TASK DIRECTIONS:
From the listing below, select every line where the word "follow" appears.

RECORDS SUPPLIED:

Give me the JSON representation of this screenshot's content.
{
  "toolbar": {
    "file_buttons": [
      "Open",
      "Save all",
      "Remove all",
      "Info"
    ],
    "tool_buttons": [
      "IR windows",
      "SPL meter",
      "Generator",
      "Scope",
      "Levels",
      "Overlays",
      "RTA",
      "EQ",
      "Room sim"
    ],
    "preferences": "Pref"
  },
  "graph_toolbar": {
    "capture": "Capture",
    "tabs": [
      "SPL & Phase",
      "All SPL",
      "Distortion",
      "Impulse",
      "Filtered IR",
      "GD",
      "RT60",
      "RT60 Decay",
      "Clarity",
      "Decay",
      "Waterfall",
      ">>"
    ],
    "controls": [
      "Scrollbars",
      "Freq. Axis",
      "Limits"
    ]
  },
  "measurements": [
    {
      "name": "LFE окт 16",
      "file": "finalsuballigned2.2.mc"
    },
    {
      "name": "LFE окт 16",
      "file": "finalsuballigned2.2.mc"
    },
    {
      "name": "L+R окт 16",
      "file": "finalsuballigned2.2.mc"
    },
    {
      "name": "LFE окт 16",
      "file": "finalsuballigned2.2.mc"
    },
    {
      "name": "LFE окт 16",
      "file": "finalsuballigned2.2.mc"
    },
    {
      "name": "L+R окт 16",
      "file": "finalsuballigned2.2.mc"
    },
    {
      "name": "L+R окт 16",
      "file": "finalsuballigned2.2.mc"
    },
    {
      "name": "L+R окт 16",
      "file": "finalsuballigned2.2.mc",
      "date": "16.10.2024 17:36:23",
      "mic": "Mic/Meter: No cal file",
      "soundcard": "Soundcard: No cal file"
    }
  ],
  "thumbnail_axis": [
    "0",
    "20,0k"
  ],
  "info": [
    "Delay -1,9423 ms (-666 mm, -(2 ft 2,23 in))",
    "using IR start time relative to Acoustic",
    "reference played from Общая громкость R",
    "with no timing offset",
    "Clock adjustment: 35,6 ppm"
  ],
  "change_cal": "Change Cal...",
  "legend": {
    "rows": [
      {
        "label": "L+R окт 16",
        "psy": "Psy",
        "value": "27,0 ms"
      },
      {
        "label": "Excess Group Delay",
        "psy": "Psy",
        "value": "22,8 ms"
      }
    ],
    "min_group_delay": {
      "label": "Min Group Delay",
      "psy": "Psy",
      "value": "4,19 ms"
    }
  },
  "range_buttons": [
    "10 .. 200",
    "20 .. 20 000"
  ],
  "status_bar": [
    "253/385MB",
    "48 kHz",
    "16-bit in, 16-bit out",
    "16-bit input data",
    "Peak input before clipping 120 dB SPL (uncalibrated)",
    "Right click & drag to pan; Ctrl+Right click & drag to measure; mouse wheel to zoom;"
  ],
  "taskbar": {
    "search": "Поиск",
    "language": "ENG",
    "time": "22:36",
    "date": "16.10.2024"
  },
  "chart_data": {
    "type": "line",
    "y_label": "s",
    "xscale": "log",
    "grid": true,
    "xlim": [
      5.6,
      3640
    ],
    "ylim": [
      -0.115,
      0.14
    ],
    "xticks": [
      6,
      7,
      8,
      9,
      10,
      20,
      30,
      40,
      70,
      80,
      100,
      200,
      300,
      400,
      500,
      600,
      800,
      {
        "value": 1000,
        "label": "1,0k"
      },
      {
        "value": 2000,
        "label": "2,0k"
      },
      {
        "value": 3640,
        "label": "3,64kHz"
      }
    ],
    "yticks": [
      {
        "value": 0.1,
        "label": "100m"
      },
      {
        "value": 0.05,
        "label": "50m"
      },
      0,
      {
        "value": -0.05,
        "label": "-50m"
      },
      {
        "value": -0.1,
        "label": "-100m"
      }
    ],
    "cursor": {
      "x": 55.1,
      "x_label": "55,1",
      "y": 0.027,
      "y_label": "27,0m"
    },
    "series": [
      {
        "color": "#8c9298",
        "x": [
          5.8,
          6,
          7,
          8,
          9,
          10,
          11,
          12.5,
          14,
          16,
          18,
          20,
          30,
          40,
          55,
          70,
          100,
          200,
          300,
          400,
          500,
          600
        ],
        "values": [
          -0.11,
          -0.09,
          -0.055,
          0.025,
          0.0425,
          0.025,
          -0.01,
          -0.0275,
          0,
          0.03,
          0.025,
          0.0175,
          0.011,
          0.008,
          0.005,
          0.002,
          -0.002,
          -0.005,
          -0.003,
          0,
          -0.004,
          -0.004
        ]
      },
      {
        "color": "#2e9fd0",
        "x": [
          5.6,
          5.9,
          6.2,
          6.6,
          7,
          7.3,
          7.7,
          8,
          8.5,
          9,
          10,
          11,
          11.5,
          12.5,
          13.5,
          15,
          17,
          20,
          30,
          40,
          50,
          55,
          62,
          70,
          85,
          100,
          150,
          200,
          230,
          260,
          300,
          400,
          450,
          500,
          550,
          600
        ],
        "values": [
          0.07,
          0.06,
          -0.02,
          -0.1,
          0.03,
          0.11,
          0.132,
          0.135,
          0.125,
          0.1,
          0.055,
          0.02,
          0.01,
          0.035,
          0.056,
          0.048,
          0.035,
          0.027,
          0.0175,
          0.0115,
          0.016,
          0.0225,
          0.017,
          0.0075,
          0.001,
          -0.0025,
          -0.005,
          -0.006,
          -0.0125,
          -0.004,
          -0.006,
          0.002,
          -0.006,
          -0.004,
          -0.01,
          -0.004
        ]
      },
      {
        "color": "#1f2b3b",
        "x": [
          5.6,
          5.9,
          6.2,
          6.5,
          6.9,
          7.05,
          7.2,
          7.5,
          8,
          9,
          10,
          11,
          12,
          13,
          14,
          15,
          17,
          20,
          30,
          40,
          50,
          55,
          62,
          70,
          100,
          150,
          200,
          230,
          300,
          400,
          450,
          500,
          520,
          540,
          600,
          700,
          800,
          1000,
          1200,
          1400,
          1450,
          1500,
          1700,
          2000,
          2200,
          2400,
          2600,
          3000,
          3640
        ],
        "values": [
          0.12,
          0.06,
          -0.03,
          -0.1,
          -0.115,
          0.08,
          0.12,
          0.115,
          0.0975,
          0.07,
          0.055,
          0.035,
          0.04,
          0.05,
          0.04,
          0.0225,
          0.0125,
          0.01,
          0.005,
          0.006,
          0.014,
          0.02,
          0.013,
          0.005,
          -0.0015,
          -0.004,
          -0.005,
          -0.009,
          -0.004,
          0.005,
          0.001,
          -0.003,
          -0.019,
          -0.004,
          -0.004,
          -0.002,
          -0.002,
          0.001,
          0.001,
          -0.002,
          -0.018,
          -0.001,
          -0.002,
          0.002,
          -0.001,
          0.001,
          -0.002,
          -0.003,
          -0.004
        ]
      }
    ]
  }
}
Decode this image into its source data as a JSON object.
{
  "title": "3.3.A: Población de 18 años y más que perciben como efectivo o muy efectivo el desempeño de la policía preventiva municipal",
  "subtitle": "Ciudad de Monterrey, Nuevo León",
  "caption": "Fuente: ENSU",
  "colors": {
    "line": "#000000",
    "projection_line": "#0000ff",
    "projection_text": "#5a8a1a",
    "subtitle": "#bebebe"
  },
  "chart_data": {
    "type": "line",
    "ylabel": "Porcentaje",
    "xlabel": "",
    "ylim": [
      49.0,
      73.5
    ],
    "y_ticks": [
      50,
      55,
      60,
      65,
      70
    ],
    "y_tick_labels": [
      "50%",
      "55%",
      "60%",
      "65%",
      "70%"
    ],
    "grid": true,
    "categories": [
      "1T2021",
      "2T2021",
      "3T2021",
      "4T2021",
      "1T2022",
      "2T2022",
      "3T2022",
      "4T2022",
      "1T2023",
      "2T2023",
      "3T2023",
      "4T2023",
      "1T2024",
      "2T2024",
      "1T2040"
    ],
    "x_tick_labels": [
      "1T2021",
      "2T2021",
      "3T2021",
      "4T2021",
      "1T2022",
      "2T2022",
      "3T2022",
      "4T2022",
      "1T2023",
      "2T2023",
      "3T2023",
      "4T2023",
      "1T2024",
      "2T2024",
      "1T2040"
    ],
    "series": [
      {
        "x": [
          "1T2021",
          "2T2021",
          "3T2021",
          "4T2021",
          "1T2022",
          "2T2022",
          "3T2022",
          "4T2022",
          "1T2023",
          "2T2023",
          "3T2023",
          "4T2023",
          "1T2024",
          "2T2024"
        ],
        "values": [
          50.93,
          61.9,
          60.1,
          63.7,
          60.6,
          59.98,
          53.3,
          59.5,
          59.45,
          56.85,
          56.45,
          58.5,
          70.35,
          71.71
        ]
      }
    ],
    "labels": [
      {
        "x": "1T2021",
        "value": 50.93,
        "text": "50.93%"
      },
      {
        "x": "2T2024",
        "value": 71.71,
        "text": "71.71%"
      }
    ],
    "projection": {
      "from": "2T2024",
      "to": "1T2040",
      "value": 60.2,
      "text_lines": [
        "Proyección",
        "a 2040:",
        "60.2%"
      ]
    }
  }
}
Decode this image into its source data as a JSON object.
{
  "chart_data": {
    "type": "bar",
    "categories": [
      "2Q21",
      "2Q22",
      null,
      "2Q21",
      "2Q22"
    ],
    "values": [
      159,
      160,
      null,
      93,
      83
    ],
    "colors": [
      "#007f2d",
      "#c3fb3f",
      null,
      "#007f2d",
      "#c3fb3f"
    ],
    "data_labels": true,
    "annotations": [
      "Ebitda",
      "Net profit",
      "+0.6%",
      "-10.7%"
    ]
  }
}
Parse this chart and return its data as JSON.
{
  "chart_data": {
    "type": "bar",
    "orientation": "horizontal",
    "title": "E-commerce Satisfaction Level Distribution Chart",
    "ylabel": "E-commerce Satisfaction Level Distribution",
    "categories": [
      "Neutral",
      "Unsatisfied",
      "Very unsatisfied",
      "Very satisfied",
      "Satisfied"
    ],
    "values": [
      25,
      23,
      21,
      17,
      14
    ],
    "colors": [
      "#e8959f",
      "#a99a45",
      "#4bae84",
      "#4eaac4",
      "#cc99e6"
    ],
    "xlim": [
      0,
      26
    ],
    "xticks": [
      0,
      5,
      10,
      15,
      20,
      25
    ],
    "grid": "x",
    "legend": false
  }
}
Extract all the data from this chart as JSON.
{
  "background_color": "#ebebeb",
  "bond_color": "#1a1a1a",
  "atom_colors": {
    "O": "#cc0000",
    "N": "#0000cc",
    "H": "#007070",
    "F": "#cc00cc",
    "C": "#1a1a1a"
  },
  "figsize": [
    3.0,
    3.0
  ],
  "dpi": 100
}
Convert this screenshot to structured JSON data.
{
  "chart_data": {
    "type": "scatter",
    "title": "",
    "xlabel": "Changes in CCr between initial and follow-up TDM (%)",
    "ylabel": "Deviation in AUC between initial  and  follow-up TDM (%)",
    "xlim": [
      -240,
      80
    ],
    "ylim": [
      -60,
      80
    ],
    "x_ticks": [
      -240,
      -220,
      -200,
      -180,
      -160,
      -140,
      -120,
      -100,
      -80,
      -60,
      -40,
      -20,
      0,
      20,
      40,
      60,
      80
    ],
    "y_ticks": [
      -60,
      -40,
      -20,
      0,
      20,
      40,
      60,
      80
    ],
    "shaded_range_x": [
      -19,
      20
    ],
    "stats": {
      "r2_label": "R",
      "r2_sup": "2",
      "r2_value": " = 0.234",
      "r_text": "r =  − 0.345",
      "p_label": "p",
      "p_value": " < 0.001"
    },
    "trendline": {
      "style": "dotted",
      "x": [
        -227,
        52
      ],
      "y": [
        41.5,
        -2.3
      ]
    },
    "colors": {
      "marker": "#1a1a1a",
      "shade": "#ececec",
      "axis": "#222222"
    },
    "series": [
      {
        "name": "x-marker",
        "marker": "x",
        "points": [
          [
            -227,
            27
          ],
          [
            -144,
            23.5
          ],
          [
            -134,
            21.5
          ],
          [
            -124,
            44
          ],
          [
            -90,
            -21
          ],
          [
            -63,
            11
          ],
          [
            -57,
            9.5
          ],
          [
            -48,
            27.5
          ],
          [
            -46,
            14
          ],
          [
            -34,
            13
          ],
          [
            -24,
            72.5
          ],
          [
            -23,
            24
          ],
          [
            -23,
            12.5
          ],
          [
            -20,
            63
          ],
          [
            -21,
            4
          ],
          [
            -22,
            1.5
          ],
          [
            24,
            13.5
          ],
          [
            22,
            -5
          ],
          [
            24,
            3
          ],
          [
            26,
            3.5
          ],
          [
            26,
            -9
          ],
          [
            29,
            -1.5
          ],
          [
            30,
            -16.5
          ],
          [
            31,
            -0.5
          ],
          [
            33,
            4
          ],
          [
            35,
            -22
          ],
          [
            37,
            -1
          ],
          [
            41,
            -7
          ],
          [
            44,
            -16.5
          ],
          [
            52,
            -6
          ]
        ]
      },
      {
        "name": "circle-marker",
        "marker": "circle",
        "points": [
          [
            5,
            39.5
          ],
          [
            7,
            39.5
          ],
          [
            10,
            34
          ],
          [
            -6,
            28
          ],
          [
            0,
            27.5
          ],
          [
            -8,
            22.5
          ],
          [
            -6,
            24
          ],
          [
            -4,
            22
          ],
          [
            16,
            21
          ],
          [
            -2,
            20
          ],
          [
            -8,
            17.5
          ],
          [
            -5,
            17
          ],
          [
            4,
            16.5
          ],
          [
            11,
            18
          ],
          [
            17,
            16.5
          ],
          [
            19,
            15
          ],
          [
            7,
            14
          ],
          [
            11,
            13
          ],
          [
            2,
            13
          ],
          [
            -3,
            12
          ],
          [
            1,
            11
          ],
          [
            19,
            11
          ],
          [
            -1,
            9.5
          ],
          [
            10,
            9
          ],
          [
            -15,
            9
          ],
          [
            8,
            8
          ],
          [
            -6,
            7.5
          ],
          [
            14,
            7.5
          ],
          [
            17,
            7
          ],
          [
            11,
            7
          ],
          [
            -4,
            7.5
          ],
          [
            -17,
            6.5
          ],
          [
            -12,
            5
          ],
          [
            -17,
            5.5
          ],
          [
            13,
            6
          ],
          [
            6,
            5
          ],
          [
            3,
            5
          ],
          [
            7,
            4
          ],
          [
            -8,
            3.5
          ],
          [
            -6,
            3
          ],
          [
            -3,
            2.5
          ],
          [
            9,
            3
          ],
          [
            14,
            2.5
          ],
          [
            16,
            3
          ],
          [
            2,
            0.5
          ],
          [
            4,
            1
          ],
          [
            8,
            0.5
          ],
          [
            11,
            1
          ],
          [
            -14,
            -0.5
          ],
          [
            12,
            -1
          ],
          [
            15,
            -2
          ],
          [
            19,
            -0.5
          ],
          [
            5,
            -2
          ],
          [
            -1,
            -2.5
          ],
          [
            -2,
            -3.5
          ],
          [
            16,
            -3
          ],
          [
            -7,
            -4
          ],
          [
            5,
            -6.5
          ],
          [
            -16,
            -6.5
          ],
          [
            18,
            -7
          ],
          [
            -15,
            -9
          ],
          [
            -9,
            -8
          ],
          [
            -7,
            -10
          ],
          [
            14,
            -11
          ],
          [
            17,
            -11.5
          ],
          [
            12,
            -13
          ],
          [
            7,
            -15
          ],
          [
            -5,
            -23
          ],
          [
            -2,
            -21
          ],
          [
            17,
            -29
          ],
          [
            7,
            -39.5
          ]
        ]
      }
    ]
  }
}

OUTPUT FOR THIS EXERCISE:
    "xlabel": "Changes in CCr between initial and follow-up TDM (%)",
    "ylabel": "Deviation in AUC between initial  and  follow-up TDM (%)",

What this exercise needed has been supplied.